Extracts from a graphics dataset
----

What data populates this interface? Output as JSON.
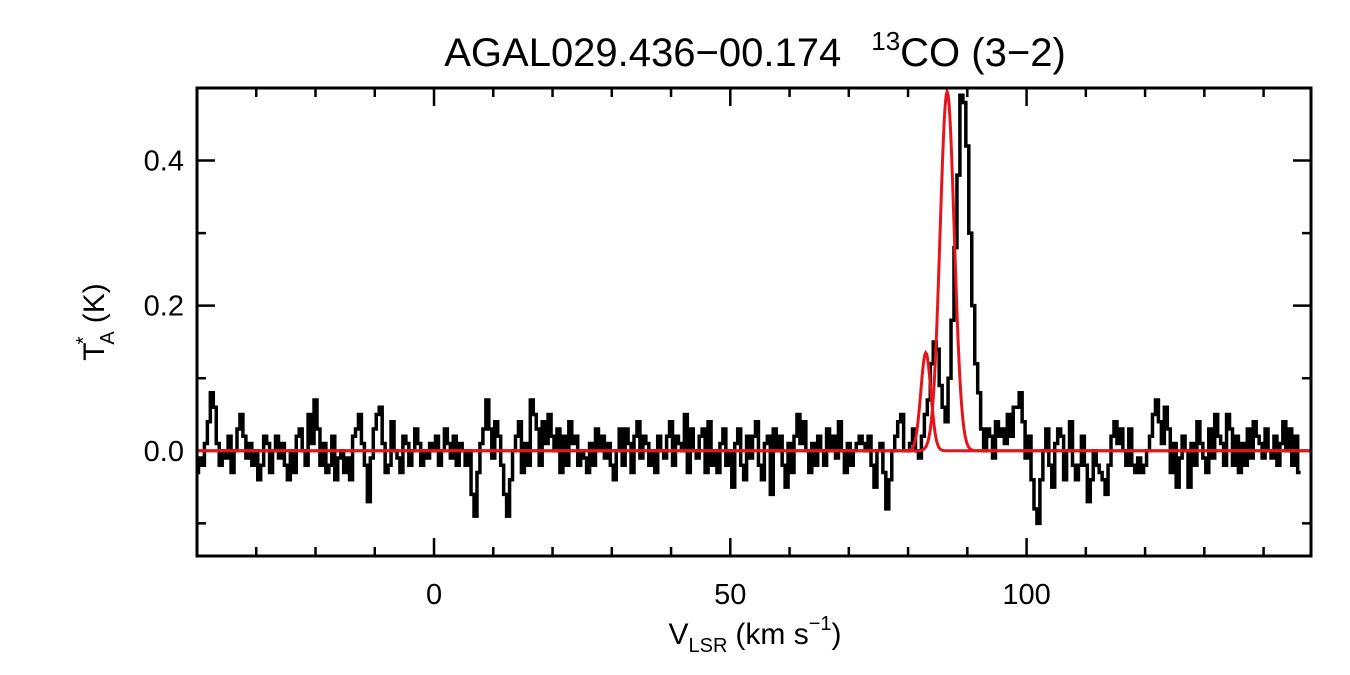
{
  "chart_data": {
    "type": "line",
    "title": {
      "source": "AGAL029.436−00.174",
      "isotope": "13",
      "molecule": "CO (3−2)"
    },
    "xlabel": {
      "main": "V",
      "subscript": "LSR",
      "units": "(km s",
      "exponent": "−1",
      "close": ")"
    },
    "ylabel": {
      "main": "T",
      "superscript": "*",
      "subscript": "A",
      "units": "(K)"
    },
    "xlim": [
      -40,
      148
    ],
    "ylim": [
      -0.145,
      0.5
    ],
    "xticks": [
      {
        "value": 0,
        "label": "0"
      },
      {
        "value": 50,
        "label": "50"
      },
      {
        "value": 100,
        "label": "100"
      }
    ],
    "yticks": [
      {
        "value": 0.0,
        "label": "0.0"
      },
      {
        "value": 0.2,
        "label": "0.2"
      },
      {
        "value": 0.4,
        "label": "0.4"
      }
    ],
    "x_minor_step": 10,
    "y_minor_step": 0.1,
    "spectrum": {
      "x_start": -40,
      "channel_width": 0.5,
      "color": "#000000",
      "values": [
        -0.03,
        -0.01,
        -0.02,
        0.01,
        0.04,
        0.08,
        0.06,
        0.01,
        -0.02,
        0.0,
        -0.01,
        0.02,
        -0.03,
        0.0,
        0.03,
        0.05,
        0.02,
        -0.01,
        0.01,
        -0.02,
        0.0,
        -0.04,
        -0.02,
        0.02,
        0.01,
        -0.03,
        0.0,
        0.02,
        -0.01,
        0.01,
        -0.02,
        -0.04,
        0.0,
        -0.03,
        0.02,
        0.03,
        0.0,
        -0.02,
        0.05,
        0.01,
        0.07,
        0.03,
        -0.02,
        0.01,
        -0.03,
        -0.02,
        0.02,
        -0.04,
        -0.01,
        0.0,
        -0.03,
        -0.01,
        -0.04,
        0.02,
        0.03,
        0.05,
        0.01,
        -0.02,
        -0.07,
        -0.01,
        0.03,
        0.05,
        0.06,
        0.01,
        -0.03,
        -0.02,
        0.04,
        0.0,
        -0.01,
        -0.03,
        0.02,
        0.01,
        -0.02,
        0.0,
        0.03,
        0.01,
        -0.02,
        0.0,
        -0.01,
        0.01,
        0.0,
        0.02,
        -0.02,
        0.0,
        0.03,
        0.01,
        -0.01,
        0.02,
        -0.02,
        0.01,
        0.0,
        -0.02,
        0.0,
        -0.06,
        -0.09,
        -0.03,
        0.01,
        0.03,
        0.07,
        0.03,
        -0.01,
        0.04,
        0.02,
        -0.02,
        -0.06,
        -0.09,
        -0.04,
        0.0,
        0.02,
        0.04,
        -0.03,
        0.01,
        -0.02,
        0.07,
        0.05,
        0.03,
        -0.02,
        0.04,
        0.01,
        0.05,
        0.02,
        0.0,
        0.03,
        -0.03,
        0.02,
        -0.02,
        0.04,
        0.01,
        0.02,
        -0.02,
        0.0,
        -0.01,
        -0.03,
        0.01,
        -0.02,
        0.03,
        0.0,
        0.02,
        -0.01,
        0.01,
        -0.02,
        -0.04,
        0.0,
        0.03,
        -0.02,
        0.03,
        0.01,
        -0.03,
        0.02,
        0.04,
        -0.01,
        0.02,
        0.01,
        -0.02,
        0.0,
        -0.03,
        0.02,
        0.0,
        -0.01,
        0.02,
        0.04,
        -0.02,
        0.02,
        0.01,
        0.0,
        0.05,
        -0.03,
        0.03,
        0.0,
        -0.01,
        0.02,
        0.03,
        -0.03,
        0.04,
        -0.02,
        0.0,
        -0.03,
        0.01,
        0.03,
        -0.02,
        0.0,
        -0.05,
        0.01,
        0.03,
        -0.02,
        -0.04,
        0.02,
        -0.01,
        0.02,
        0.04,
        -0.02,
        -0.04,
        0.01,
        0.02,
        -0.06,
        0.03,
        0.0,
        0.02,
        -0.02,
        -0.05,
        0.01,
        -0.03,
        0.02,
        0.05,
        0.01,
        0.04,
        0.0,
        -0.03,
        0.01,
        -0.02,
        0.02,
        0.0,
        -0.02,
        0.03,
        0.0,
        0.02,
        -0.01,
        0.04,
        0.0,
        -0.03,
        0.01,
        -0.02,
        0.0,
        0.01,
        0.02,
        0.01,
        0.0,
        0.02,
        -0.02,
        -0.05,
        0.0,
        0.01,
        -0.03,
        -0.08,
        -0.04,
        0.0,
        0.02,
        0.04,
        0.05,
        0.0,
        0.0,
        0.01,
        0.03,
        0.0,
        -0.01,
        0.02,
        0.05,
        0.07,
        0.12,
        0.15,
        0.14,
        0.09,
        0.06,
        0.04,
        0.1,
        0.18,
        0.28,
        0.38,
        0.49,
        0.48,
        0.42,
        0.3,
        0.2,
        0.12,
        0.08,
        0.03,
        0.0,
        0.03,
        0.02,
        -0.01,
        0.04,
        0.02,
        0.03,
        0.01,
        0.05,
        0.02,
        0.06,
        0.06,
        0.08,
        0.04,
        -0.01,
        0.02,
        -0.04,
        -0.08,
        -0.1,
        -0.04,
        0.0,
        0.03,
        -0.02,
        -0.05,
        0.01,
        0.03,
        0.02,
        -0.04,
        0.0,
        0.04,
        -0.02,
        -0.04,
        -0.02,
        0.02,
        -0.02,
        -0.07,
        -0.04,
        0.0,
        -0.02,
        -0.03,
        -0.04,
        -0.06,
        -0.02,
        0.02,
        0.04,
        0.01,
        0.03,
        0.0,
        -0.02,
        0.03,
        -0.02,
        -0.03,
        -0.01,
        -0.03,
        -0.02,
        0.0,
        0.02,
        0.05,
        0.07,
        0.04,
        0.01,
        0.06,
        0.03,
        -0.03,
        0.01,
        -0.05,
        -0.01,
        0.02,
        0.0,
        -0.05,
        0.01,
        -0.02,
        0.04,
        0.01,
        -0.01,
        -0.03,
        0.03,
        -0.01,
        0.05,
        0.02,
        0.01,
        -0.02,
        0.05,
        0.03,
        -0.02,
        0.02,
        -0.03,
        0.01,
        -0.02,
        0.03,
        -0.01,
        0.04,
        0.02,
        0.01,
        -0.01,
        0.03,
        0.0,
        -0.01,
        0.02,
        -0.02,
        0.01,
        0.04,
        0.0,
        0.03,
        -0.02,
        0.02,
        -0.03
      ]
    },
    "fits": [
      {
        "amplitude": 0.135,
        "center": 83.0,
        "sigma": 0.85,
        "color": "#e8141b"
      },
      {
        "amplitude": 0.495,
        "center": 86.6,
        "sigma": 1.2,
        "color": "#e8141b"
      }
    ]
  }
}
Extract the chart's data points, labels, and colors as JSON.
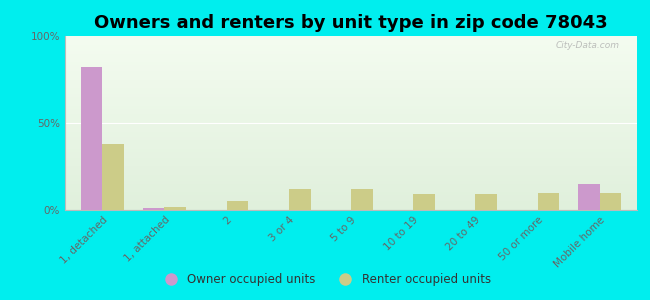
{
  "title": "Owners and renters by unit type in zip code 78043",
  "categories": [
    "1, detached",
    "1, attached",
    "2",
    "3 or 4",
    "5 to 9",
    "10 to 19",
    "20 to 49",
    "50 or more",
    "Mobile home"
  ],
  "owner_values": [
    82,
    1,
    0,
    0,
    0,
    0,
    0,
    0,
    15
  ],
  "renter_values": [
    38,
    2,
    5,
    12,
    12,
    9,
    9,
    10,
    10
  ],
  "owner_color": "#cc99cc",
  "renter_color": "#cccc88",
  "background_color": "#00eeee",
  "plot_bg_top": "#e0f0dc",
  "plot_bg_bottom": "#f4fcf0",
  "ylim": [
    0,
    100
  ],
  "yticks": [
    0,
    50,
    100
  ],
  "ytick_labels": [
    "0%",
    "50%",
    "100%"
  ],
  "watermark": "City-Data.com",
  "legend_owner": "Owner occupied units",
  "legend_renter": "Renter occupied units",
  "bar_width": 0.35,
  "title_fontsize": 13,
  "tick_fontsize": 7.5
}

----

Select every line of the records holding the string "JSON".

What data populates this interface? Output as JSON.
Extract the chart's data points, labels, and colors as JSON.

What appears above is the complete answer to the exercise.